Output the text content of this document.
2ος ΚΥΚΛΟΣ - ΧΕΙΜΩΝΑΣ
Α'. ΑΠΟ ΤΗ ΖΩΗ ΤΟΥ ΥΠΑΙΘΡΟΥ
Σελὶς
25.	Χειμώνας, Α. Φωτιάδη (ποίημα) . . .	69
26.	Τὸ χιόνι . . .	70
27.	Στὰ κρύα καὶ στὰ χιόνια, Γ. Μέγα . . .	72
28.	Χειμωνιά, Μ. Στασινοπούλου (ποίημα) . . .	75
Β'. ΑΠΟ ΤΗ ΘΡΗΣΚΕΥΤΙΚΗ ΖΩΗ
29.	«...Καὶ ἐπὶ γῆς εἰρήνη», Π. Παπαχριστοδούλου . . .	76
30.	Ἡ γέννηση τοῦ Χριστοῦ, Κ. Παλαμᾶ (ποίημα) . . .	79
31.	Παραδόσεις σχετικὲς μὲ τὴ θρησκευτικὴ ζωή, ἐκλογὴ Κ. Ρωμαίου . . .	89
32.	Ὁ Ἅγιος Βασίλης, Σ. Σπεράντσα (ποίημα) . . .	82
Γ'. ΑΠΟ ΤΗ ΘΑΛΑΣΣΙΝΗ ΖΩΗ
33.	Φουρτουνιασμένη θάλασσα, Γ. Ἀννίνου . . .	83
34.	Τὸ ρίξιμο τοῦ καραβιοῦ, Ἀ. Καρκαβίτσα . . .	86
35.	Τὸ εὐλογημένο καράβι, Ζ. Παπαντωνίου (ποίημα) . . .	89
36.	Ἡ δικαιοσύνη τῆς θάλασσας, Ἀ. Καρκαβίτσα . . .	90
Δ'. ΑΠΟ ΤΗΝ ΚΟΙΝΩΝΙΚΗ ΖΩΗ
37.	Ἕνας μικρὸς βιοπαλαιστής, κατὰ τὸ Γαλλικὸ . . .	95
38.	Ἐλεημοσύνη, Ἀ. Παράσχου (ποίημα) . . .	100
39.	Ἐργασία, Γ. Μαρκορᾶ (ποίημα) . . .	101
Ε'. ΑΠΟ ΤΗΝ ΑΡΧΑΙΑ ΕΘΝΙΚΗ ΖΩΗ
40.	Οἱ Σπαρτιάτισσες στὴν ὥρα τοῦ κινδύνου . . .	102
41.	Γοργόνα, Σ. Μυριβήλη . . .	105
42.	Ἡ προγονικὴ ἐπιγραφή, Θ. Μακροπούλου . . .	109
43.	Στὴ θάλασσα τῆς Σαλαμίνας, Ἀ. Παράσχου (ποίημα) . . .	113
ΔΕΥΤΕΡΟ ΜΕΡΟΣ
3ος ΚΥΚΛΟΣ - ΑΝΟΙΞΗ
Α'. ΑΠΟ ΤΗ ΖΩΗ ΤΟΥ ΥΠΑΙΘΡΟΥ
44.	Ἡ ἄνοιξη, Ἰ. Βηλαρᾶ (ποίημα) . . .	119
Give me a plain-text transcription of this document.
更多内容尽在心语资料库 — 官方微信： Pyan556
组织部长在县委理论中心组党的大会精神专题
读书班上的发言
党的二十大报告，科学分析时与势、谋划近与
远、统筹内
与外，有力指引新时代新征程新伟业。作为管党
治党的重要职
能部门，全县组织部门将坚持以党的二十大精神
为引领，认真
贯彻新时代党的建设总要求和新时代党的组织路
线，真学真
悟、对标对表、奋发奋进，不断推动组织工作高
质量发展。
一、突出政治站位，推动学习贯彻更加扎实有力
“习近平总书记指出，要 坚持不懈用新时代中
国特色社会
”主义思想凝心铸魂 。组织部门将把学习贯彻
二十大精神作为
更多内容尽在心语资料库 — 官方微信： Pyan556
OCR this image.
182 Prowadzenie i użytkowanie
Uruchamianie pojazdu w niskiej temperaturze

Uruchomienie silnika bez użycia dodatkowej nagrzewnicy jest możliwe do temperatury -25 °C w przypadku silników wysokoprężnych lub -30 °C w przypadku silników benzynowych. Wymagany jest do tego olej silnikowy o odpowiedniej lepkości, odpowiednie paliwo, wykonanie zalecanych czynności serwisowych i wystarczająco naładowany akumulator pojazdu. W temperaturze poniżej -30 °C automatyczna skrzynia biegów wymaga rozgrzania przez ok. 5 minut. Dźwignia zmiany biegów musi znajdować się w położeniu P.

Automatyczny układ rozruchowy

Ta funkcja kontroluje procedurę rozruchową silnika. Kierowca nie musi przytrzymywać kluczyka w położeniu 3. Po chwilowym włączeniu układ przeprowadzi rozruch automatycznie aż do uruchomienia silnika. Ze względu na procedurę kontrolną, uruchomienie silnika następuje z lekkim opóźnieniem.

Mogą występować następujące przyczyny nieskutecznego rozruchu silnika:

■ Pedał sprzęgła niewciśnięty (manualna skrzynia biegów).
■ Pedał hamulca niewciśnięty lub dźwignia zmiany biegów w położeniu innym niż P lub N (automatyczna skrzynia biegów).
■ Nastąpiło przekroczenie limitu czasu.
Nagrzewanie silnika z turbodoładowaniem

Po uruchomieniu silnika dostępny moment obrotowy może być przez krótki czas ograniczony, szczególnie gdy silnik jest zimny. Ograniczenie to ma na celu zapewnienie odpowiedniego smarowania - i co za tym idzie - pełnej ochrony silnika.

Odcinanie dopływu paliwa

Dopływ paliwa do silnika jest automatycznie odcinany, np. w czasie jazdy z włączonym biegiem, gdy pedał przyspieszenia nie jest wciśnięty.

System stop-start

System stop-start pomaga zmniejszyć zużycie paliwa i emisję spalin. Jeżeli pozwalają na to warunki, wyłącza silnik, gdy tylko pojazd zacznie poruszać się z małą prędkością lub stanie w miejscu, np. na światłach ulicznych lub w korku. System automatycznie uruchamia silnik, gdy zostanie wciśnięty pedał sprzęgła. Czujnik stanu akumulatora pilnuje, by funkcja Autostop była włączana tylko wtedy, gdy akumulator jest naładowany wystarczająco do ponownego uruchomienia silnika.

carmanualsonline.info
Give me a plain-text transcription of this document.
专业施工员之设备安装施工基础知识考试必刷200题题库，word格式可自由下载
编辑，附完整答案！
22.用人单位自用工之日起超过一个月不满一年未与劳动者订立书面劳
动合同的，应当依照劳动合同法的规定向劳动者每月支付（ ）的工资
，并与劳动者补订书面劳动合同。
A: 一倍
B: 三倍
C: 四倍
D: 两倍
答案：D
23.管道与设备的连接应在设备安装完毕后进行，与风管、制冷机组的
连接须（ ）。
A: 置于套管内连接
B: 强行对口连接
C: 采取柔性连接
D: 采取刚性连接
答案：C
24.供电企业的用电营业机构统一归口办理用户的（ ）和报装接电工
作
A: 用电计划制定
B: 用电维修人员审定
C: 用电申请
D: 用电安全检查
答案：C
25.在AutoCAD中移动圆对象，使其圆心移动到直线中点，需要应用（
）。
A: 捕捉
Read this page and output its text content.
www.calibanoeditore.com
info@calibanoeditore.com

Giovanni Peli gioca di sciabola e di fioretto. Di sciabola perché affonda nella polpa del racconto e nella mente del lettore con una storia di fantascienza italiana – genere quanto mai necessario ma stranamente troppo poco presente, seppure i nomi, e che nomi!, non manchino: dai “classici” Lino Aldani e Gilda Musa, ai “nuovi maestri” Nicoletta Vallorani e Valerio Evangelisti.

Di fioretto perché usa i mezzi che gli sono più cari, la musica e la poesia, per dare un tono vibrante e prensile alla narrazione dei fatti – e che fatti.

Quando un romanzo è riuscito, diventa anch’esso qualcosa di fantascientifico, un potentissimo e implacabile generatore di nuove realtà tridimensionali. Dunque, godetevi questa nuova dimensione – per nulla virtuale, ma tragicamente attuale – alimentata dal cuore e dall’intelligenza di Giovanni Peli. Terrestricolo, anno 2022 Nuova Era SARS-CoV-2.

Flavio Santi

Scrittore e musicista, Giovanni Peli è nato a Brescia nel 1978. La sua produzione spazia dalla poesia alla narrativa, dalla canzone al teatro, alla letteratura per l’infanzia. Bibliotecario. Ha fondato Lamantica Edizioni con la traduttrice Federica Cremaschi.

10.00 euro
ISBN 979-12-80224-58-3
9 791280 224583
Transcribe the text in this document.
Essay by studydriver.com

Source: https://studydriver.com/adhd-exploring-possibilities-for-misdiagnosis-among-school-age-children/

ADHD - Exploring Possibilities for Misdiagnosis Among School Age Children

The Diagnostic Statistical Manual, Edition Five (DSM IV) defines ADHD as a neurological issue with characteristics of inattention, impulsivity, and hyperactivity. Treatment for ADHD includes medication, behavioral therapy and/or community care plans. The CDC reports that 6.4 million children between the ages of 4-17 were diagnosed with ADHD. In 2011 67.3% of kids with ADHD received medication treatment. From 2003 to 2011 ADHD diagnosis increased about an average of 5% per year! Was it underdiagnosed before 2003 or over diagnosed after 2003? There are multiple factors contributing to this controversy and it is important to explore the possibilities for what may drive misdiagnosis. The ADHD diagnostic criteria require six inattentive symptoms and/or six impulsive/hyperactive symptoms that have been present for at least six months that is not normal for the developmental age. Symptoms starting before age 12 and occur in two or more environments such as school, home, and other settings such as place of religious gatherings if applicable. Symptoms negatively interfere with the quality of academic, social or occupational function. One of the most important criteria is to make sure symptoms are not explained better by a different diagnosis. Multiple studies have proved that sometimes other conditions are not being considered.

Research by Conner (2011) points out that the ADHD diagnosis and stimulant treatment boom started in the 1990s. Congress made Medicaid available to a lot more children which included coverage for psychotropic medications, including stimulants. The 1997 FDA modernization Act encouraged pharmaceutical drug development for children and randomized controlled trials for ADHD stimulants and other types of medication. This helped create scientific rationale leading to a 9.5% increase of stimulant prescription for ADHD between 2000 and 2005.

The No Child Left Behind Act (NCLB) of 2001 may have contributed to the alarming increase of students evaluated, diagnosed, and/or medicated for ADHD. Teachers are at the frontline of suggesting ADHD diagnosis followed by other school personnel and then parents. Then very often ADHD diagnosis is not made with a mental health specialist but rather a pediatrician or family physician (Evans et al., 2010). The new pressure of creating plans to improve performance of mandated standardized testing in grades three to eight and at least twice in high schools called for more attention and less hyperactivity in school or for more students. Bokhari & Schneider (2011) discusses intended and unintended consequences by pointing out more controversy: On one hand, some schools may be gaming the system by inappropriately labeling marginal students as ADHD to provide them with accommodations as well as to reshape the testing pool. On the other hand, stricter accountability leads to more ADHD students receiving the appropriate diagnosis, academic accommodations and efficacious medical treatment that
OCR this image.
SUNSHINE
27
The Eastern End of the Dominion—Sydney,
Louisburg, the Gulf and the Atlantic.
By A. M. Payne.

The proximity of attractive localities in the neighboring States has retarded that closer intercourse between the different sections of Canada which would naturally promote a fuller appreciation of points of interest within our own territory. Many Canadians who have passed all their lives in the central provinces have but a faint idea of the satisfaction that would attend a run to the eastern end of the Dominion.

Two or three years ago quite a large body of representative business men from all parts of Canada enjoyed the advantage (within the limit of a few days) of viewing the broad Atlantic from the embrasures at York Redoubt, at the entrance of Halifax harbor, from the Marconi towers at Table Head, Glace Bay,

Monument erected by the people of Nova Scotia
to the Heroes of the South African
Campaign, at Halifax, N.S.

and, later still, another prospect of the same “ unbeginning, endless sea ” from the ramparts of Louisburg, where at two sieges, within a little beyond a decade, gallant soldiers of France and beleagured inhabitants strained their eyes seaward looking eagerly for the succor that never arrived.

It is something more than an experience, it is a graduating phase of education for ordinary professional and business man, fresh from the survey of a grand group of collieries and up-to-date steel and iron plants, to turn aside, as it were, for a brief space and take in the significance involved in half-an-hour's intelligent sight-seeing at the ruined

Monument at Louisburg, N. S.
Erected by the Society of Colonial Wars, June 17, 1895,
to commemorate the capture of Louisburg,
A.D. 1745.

Exercise goal
Point out every line holding the string "uruchomienia" and copy it.

Final result
Ta funkcja kontroluje procedurę rozruchową silnika. Kierowca nie musi przytrzymywać kluczyka w położeniu 3. Po chwilowym włączeniu układ przeprowadzi rozruch automatycznie aż do uruchomienia silnika. Ze względu na procedurę kontrolną, uruchomienie silnika następuje z lekkim opóźnieniem.
System stop-start pomaga zmniejszyć zużycie paliwa i emisję spalin. Jeżeli pozwalają na to warunki, wyłącza silnik, gdy tylko pojazd zacznie poruszać się z małą prędkością lub stanie w miejscu, np. na światłach ulicznych lub w korku. System automatycznie uruchamia silnik, gdy zostanie wciśnięty pedał sprzęgła. Czujnik stanu akumulatora pilnuje, by funkcja Autostop była włączana tylko wtedy, gdy akumulator jest naładowany wystarczająco do ponownego uruchomienia silnika.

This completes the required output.